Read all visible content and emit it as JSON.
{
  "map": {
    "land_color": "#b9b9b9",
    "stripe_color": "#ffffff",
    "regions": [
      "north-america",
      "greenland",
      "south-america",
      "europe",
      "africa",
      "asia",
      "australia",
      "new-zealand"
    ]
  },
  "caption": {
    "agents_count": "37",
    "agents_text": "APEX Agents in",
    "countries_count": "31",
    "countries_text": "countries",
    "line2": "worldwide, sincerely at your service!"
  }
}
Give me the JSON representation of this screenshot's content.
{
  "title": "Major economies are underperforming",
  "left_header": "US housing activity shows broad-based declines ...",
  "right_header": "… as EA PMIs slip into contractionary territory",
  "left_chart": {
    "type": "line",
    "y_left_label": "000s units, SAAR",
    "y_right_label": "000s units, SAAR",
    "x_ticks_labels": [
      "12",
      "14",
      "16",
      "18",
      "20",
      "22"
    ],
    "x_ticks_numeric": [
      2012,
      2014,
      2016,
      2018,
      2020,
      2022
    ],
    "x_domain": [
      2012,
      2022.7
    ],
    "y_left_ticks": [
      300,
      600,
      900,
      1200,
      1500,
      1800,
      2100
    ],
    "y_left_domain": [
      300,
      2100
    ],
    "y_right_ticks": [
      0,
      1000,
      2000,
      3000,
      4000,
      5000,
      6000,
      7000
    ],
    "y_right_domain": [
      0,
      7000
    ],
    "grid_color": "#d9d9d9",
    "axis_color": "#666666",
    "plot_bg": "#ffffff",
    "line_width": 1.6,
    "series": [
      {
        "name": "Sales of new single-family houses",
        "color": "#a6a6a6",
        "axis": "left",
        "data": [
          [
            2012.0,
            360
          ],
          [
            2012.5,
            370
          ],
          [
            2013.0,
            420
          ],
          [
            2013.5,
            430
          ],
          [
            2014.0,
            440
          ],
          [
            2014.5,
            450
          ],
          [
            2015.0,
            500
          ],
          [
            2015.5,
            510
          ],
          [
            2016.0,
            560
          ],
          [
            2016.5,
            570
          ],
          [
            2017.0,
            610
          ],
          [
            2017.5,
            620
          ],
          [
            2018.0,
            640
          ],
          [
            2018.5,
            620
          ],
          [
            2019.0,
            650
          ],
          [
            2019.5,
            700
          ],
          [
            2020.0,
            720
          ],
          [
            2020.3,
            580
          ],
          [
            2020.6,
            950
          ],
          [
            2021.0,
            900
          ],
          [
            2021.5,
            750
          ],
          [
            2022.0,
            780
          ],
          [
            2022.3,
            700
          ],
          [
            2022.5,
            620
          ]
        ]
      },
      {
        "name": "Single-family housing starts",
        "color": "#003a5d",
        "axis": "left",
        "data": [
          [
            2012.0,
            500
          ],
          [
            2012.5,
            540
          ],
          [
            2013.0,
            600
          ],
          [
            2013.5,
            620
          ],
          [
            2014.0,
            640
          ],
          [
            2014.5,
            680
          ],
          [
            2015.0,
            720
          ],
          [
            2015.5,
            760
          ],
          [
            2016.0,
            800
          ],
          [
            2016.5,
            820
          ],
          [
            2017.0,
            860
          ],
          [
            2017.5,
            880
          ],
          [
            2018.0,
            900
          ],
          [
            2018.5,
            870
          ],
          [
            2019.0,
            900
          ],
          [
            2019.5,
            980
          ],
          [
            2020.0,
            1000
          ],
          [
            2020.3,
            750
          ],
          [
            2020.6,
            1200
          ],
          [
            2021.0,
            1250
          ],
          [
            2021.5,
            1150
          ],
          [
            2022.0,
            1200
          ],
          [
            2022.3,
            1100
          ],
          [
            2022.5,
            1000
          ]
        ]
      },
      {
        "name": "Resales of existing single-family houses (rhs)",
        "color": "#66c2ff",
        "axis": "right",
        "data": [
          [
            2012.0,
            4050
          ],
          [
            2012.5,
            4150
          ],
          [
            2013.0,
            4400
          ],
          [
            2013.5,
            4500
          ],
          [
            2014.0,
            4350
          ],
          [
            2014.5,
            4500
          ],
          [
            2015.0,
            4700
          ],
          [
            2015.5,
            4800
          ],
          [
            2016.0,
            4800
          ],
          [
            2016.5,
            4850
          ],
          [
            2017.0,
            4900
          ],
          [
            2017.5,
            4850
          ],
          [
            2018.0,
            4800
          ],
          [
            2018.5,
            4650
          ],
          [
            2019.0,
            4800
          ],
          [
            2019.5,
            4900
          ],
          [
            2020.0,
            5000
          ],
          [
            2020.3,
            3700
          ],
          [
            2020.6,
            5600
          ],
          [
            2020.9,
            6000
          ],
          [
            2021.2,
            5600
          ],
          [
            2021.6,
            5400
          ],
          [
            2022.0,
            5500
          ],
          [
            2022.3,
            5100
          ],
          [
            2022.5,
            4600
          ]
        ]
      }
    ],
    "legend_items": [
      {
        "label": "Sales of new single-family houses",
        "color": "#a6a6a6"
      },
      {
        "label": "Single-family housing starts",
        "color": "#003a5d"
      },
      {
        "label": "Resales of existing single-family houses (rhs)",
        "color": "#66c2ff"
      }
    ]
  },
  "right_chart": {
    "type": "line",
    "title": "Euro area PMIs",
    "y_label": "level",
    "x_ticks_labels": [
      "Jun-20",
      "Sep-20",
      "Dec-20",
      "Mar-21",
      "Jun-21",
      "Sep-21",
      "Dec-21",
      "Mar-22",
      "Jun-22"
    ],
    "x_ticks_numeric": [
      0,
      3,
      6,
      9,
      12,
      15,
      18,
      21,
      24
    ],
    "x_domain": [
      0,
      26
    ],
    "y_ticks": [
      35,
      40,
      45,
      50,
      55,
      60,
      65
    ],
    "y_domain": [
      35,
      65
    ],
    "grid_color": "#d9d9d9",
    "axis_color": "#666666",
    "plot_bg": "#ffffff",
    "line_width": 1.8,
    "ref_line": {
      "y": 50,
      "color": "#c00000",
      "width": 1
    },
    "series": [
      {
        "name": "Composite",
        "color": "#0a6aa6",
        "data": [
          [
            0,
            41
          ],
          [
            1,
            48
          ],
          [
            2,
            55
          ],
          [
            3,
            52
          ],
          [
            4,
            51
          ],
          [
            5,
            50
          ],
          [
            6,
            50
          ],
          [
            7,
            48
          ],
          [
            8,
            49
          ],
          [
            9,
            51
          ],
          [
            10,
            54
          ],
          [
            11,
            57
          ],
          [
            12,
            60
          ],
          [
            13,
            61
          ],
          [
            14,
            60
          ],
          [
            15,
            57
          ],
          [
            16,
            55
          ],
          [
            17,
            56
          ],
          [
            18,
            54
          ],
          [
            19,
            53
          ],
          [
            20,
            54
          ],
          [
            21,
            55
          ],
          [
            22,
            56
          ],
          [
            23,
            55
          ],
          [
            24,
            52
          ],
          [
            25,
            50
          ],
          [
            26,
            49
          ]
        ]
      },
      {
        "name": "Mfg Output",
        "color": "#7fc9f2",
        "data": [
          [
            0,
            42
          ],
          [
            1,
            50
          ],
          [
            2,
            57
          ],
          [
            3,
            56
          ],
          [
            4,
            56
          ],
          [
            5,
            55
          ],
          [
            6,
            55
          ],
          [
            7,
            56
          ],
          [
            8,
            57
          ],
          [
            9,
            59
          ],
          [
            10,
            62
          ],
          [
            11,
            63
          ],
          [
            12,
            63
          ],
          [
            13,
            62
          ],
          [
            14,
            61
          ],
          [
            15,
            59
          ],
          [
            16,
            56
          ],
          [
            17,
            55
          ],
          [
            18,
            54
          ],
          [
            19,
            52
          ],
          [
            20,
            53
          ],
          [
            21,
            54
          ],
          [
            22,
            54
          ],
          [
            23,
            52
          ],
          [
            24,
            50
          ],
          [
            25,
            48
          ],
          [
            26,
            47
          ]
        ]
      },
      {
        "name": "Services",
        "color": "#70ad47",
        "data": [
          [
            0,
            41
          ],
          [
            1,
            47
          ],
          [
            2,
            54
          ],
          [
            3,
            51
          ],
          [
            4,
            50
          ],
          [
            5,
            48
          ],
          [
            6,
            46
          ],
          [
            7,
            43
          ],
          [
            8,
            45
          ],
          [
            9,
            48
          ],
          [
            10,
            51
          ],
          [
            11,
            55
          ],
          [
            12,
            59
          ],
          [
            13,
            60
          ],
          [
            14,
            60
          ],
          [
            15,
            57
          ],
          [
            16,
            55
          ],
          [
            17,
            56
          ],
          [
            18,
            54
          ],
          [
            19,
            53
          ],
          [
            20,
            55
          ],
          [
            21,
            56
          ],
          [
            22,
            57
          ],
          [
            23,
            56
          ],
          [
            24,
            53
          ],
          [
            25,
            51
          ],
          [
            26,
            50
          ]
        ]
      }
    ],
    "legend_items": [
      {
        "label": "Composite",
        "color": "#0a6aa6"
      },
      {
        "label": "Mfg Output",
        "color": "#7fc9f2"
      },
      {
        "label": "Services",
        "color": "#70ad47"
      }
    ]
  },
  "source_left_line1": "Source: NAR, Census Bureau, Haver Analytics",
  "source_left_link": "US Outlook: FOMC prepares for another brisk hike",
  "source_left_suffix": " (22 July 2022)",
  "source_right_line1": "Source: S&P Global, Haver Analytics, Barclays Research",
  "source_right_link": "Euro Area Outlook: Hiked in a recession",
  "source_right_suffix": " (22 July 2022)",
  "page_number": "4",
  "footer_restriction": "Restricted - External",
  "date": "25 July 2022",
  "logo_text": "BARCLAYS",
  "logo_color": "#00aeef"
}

# # #

--- EXERCISE INSTRUCTIONS ---
Show every line where the string "Outlook" appears.

--- WRITTEN SOLUTION ---
  "source_left_link": "US Outlook: FOMC prepares for another brisk hike",
  "source_right_link": "Euro Area Outlook: Hiked in a recession",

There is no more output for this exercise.